Return all lines where the word "governs" can be found.
--------------------------------
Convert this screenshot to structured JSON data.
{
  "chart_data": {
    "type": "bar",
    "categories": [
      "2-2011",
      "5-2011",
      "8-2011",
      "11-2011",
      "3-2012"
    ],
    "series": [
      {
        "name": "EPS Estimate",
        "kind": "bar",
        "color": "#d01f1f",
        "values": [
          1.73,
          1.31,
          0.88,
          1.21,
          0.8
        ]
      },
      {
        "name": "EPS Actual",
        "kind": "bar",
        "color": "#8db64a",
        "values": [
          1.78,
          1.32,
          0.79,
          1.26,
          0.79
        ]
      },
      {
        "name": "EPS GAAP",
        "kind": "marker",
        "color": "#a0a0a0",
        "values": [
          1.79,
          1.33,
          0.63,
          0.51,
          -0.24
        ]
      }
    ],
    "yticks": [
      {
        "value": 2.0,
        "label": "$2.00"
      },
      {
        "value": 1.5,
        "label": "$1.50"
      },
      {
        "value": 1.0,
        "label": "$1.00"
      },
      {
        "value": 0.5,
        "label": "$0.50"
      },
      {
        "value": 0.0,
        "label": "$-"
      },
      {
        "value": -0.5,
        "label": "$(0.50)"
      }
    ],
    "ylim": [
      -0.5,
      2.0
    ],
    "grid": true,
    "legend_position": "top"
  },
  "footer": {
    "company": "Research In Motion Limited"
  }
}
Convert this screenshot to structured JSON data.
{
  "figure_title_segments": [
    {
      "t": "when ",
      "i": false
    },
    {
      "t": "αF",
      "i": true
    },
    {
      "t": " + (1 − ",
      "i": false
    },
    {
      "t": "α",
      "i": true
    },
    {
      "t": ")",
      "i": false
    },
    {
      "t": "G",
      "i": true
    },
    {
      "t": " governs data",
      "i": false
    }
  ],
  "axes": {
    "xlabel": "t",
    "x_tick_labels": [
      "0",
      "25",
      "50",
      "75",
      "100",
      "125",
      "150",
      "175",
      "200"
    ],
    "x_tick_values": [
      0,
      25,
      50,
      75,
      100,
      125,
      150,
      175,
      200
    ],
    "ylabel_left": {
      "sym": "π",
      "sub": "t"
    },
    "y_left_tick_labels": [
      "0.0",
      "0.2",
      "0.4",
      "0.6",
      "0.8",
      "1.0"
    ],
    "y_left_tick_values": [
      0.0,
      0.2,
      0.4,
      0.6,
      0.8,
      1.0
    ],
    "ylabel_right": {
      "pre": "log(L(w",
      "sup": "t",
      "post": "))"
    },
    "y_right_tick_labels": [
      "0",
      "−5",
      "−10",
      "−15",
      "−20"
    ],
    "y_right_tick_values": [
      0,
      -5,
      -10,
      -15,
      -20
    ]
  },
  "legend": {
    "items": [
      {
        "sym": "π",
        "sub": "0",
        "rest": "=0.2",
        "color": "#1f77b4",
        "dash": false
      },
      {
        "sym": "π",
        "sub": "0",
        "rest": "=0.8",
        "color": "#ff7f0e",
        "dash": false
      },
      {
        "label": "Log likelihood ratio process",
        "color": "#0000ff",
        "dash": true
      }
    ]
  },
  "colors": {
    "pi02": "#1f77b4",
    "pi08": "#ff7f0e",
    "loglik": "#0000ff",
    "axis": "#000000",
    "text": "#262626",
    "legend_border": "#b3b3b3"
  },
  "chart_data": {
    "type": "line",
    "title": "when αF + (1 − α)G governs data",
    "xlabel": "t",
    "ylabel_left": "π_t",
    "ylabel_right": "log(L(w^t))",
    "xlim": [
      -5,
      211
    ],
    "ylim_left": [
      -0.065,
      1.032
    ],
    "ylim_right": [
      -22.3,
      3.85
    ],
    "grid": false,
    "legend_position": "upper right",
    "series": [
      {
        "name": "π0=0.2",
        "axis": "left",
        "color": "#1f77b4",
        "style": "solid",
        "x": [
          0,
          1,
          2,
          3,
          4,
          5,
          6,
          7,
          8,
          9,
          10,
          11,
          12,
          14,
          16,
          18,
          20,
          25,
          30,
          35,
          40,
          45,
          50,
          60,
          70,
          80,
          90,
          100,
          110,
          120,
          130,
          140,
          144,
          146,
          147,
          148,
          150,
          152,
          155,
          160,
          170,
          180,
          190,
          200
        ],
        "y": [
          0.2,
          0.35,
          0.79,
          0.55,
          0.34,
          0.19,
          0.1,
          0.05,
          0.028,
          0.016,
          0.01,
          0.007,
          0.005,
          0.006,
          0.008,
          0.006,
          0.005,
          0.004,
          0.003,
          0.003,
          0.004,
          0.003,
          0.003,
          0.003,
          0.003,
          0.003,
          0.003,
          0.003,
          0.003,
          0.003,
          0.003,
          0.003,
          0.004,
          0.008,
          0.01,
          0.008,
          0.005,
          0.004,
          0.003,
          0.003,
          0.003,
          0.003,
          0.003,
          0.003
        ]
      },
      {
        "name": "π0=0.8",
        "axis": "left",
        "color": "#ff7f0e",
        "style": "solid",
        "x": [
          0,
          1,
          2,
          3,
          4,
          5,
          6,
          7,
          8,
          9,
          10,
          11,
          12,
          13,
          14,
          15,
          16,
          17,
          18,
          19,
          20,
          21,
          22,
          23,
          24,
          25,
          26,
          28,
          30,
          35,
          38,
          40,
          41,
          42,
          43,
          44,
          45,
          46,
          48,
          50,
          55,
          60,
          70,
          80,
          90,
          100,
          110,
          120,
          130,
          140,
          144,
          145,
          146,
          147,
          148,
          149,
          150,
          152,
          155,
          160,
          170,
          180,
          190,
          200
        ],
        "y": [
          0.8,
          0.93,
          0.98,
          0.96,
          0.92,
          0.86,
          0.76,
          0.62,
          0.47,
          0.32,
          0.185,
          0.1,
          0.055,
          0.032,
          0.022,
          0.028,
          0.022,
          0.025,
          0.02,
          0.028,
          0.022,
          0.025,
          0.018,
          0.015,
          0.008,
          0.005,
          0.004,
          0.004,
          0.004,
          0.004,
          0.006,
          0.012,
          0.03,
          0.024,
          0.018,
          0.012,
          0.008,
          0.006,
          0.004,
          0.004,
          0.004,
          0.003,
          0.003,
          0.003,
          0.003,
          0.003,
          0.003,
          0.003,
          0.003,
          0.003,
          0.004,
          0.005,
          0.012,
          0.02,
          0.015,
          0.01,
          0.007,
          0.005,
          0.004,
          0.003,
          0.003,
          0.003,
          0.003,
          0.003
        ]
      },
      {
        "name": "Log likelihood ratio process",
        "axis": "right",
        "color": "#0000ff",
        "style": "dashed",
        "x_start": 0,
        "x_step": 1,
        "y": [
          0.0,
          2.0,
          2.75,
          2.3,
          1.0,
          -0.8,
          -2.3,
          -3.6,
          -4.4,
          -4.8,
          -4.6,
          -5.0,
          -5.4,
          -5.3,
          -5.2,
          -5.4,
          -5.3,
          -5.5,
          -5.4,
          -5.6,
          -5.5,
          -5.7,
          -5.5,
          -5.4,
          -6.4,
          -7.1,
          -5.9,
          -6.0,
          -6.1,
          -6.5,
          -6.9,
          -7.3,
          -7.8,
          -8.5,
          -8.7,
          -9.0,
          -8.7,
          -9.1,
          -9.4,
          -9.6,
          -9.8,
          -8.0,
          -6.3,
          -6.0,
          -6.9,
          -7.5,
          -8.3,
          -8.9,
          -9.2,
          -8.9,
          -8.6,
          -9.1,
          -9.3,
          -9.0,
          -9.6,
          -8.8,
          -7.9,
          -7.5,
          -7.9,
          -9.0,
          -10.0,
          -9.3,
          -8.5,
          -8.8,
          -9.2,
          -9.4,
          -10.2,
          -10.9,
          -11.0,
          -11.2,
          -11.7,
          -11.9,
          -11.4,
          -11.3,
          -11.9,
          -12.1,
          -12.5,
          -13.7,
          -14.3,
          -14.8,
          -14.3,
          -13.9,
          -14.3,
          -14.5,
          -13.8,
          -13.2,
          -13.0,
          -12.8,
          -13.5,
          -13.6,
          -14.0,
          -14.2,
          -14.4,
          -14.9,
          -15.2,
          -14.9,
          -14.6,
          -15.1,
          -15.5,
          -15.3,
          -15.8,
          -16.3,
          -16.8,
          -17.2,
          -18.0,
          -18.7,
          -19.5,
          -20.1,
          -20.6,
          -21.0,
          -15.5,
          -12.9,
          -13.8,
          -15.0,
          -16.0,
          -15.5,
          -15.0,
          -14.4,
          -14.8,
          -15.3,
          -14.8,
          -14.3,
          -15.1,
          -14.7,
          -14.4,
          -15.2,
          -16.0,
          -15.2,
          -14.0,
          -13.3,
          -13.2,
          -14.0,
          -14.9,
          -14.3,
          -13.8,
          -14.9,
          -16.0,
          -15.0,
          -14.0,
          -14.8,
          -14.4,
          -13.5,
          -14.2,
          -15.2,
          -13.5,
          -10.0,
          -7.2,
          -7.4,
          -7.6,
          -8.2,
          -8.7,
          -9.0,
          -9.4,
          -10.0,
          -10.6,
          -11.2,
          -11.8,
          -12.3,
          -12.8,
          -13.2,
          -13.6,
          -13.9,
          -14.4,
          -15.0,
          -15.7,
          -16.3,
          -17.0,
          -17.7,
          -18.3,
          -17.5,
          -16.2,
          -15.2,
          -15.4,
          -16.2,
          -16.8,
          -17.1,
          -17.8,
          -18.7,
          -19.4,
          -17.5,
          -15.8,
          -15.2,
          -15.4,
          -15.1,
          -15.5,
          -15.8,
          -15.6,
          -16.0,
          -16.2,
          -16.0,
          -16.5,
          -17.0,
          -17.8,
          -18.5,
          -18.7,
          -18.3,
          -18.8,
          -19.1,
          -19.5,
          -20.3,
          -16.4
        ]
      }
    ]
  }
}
--------------------------------
▸ EXERCISE RESULT:
      "t": " governs data",
    "title": "when αF + (1 − α)G governs data",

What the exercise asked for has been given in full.